▶ **EXERCISE TASK**
Output the full listing word for word.

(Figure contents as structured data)
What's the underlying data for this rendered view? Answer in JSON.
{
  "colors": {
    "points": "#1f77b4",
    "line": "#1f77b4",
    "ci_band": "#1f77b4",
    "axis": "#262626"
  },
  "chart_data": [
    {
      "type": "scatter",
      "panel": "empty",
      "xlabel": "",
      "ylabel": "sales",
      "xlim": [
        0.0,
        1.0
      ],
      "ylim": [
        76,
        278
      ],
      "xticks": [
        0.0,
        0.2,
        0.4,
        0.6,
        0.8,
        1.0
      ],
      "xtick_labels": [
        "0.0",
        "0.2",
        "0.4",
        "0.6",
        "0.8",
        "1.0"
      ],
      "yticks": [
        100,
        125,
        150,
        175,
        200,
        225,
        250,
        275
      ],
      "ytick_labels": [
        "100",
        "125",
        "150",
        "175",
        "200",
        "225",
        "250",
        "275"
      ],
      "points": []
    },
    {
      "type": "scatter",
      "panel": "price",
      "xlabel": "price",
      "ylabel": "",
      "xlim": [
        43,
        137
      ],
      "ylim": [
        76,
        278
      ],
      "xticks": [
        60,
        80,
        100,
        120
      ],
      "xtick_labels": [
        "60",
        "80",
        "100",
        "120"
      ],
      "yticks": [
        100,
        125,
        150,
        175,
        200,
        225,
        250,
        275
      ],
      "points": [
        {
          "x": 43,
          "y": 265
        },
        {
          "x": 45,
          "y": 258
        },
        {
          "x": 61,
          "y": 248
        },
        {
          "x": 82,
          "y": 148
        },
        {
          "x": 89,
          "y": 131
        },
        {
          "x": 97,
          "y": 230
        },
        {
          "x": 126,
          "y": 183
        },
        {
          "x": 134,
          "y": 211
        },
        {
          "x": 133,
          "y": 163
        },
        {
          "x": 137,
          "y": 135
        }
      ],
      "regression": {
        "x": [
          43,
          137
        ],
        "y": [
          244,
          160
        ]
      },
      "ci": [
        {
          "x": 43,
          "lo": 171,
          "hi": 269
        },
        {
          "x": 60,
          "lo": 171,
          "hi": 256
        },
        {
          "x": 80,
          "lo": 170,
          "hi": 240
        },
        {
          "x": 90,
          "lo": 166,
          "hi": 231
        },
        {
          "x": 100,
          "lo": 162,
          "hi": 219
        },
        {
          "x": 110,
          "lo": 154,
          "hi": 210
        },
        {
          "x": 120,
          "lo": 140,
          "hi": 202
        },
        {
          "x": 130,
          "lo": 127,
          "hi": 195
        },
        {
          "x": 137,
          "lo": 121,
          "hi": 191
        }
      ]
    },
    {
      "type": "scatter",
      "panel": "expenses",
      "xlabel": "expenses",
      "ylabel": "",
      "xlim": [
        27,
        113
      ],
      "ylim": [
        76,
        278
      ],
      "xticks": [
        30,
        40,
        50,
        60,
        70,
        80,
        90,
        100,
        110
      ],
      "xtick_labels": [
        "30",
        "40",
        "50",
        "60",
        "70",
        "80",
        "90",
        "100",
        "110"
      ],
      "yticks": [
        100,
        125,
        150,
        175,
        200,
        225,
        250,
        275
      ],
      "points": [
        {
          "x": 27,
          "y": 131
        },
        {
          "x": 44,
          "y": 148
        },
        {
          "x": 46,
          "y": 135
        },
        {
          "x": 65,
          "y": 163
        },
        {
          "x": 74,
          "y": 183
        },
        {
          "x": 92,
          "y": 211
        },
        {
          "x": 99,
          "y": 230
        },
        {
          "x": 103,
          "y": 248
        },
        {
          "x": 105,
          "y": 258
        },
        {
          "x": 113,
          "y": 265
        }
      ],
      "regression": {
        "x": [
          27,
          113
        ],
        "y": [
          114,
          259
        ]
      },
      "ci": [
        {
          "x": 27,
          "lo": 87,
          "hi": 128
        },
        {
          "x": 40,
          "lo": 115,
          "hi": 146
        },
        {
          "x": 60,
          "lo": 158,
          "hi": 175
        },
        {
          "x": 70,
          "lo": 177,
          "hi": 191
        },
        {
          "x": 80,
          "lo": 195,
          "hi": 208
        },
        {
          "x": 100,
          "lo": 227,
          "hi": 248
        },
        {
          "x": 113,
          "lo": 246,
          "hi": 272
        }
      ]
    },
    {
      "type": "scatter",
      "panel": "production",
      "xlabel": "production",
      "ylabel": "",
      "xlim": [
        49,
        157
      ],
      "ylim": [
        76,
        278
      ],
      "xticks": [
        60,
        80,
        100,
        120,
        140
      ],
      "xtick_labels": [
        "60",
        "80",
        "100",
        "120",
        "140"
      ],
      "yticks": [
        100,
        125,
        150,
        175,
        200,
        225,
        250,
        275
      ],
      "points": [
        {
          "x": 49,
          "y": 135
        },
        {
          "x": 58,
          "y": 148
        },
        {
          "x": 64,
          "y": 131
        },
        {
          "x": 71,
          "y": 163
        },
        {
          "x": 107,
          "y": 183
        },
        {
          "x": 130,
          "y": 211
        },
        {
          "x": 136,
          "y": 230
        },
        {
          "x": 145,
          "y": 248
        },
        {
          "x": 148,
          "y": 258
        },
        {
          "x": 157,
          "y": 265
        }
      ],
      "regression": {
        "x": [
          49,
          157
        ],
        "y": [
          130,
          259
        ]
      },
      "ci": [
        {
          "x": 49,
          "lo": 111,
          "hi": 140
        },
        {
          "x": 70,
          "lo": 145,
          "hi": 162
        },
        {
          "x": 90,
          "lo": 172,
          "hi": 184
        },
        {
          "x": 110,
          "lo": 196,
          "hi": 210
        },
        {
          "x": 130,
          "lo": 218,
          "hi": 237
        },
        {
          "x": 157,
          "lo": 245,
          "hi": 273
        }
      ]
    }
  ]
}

▶ **PROBLEM SOLUTION**
What's the underlying data for this rendered view? Answer in JSON.
{
  "colors": {
    "points": "#1f77b4",
    "line": "#1f77b4",
    "ci_band": "#1f77b4",
    "axis": "#262626"
  },
  "chart_data": [
    {
      "type": "scatter",
      "panel": "empty",
      "xlabel": "",
      "ylabel": "sales",
      "xlim": [
        0.0,
        1.0
      ],
      "ylim": [
        76,
        278
      ],
      "xticks": [
        0.0,
        0.2,
        0.4,
        0.6,
        0.8,
        1.0
      ],
      "xtick_labels": [
        "0.0",
        "0.2",
        "0.4",
        "0.6",
        "0.8",
        "1.0"
      ],
      "yticks": [
        100,
        125,
        150,
        175,
        200,
        225,
        250,
        275
      ],
      "ytick_labels": [
        "100",
        "125",
        "150",
        "175",
        "200",
        "225",
        "250",
        "275"
      ],
      "points": []
    },
    {
      "type": "scatter",
      "panel": "price",
      "xlabel": "price",
      "ylabel": "",
      "xlim": [
        43,
        137
      ],
      "ylim": [
        76,
        278
      ],
      "xticks": [
        60,
        80,
        100,
        120
      ],
      "xtick_labels": [
        "60",
        "80",
        "100",
        "120"
      ],
      "yticks": [
        100,
        125,
        150,
        175,
        200,
        225,
        250,
        275
      ],
      "points": [
        {
          "x": 43,
          "y": 265
        },
        {
          "x": 45,
          "y": 258
        },
        {
          "x": 61,
          "y": 248
        },
        {
          "x": 82,
          "y": 148
        },
        {
          "x": 89,
          "y": 131
        },
        {
          "x": 97,
          "y": 230
        },
        {
          "x": 126,
          "y": 183
        },
        {
          "x": 134,
          "y": 211
        },
        {
          "x": 133,
          "y": 163
        },
        {
          "x": 137,
          "y": 135
        }
      ],
      "regression": {
        "x": [
          43,
          137
        ],
        "y": [
          244,
          160
        ]
      },
      "ci": [
        {
          "x": 43,
          "lo": 171,
          "hi": 269
        },
        {
          "x": 60,
          "lo": 171,
          "hi": 256
        },
        {
          "x": 80,
          "lo": 170,
          "hi": 240
        },
        {
          "x": 90,
          "lo": 166,
          "hi": 231
        },
        {
          "x": 100,
          "lo": 162,
          "hi": 219
        },
        {
          "x": 110,
          "lo": 154,
          "hi": 210
        },
        {
          "x": 120,
          "lo": 140,
          "hi": 202
        },
        {
          "x": 130,
          "lo": 127,
          "hi": 195
        },
        {
          "x": 137,
          "lo": 121,
          "hi": 191
        }
      ]
    },
    {
      "type": "scatter",
      "panel": "expenses",
      "xlabel": "expenses",
      "ylabel": "",
      "xlim": [
        27,
        113
      ],
      "ylim": [
        76,
        278
      ],
      "xticks": [
        30,
        40,
        50,
        60,
        70,
        80,
        90,
        100,
        110
      ],
      "xtick_labels": [
        "30",
        "40",
        "50",
        "60",
        "70",
        "80",
        "90",
        "100",
        "110"
      ],
      "yticks": [
        100,
        125,
        150,
        175,
        200,
        225,
        250,
        275
      ],
      "points": [
        {
          "x": 27,
          "y": 131
        },
        {
          "x": 44,
          "y": 148
        },
        {
          "x": 46,
          "y": 135
        },
        {
          "x": 65,
          "y": 163
        },
        {
          "x": 74,
          "y": 183
        },
        {
          "x": 92,
          "y": 211
        },
        {
          "x": 99,
          "y": 230
        },
        {
          "x": 103,
          "y": 248
        },
        {
          "x": 105,
          "y": 258
        },
        {
          "x": 113,
          "y": 265
        }
      ],
      "regression": {
        "x": [
          27,
          113
        ],
        "y": [
          114,
          259
        ]
      },
      "ci": [
        {
          "x": 27,
          "lo": 87,
          "hi": 128
        },
        {
          "x": 40,
          "lo": 115,
          "hi": 146
        },
        {
          "x": 60,
          "lo": 158,
          "hi": 175
        },
        {
          "x": 70,
          "lo": 177,
          "hi": 191
        },
        {
          "x": 80,
          "lo": 195,
          "hi": 208
        },
        {
          "x": 100,
          "lo": 227,
          "hi": 248
        },
        {
          "x": 113,
          "lo": 246,
          "hi": 272
        }
      ]
    },
    {
      "type": "scatter",
      "panel": "production",
      "xlabel": "production",
      "ylabel": "",
      "xlim": [
        49,
        157
      ],
      "ylim": [
        76,
        278
      ],
      "xticks": [
        60,
        80,
        100,
        120,
        140
      ],
      "xtick_labels": [
        "60",
        "80",
        "100",
        "120",
        "140"
      ],
      "yticks": [
        100,
        125,
        150,
        175,
        200,
        225,
        250,
        275
      ],
      "points": [
        {
          "x": 49,
          "y": 135
        },
        {
          "x": 58,
          "y": 148
        },
        {
          "x": 64,
          "y": 131
        },
        {
          "x": 71,
          "y": 163
        },
        {
          "x": 107,
          "y": 183
        },
        {
          "x": 130,
          "y": 211
        },
        {
          "x": 136,
          "y": 230
        },
        {
          "x": 145,
          "y": 248
        },
        {
          "x": 148,
          "y": 258
        },
        {
          "x": 157,
          "y": 265
        }
      ],
      "regression": {
        "x": [
          49,
          157
        ],
        "y": [
          130,
          259
        ]
      },
      "ci": [
        {
          "x": 49,
          "lo": 111,
          "hi": 140
        },
        {
          "x": 70,
          "lo": 145,
          "hi": 162
        },
        {
          "x": 90,
          "lo": 172,
          "hi": 184
        },
        {
          "x": 110,
          "lo": 196,
          "hi": 210
        },
        {
          "x": 130,
          "lo": 218,
          "hi": 237
        },
        {
          "x": 157,
          "lo": 245,
          "hi": 273
        }
      ]
    }
  ]
}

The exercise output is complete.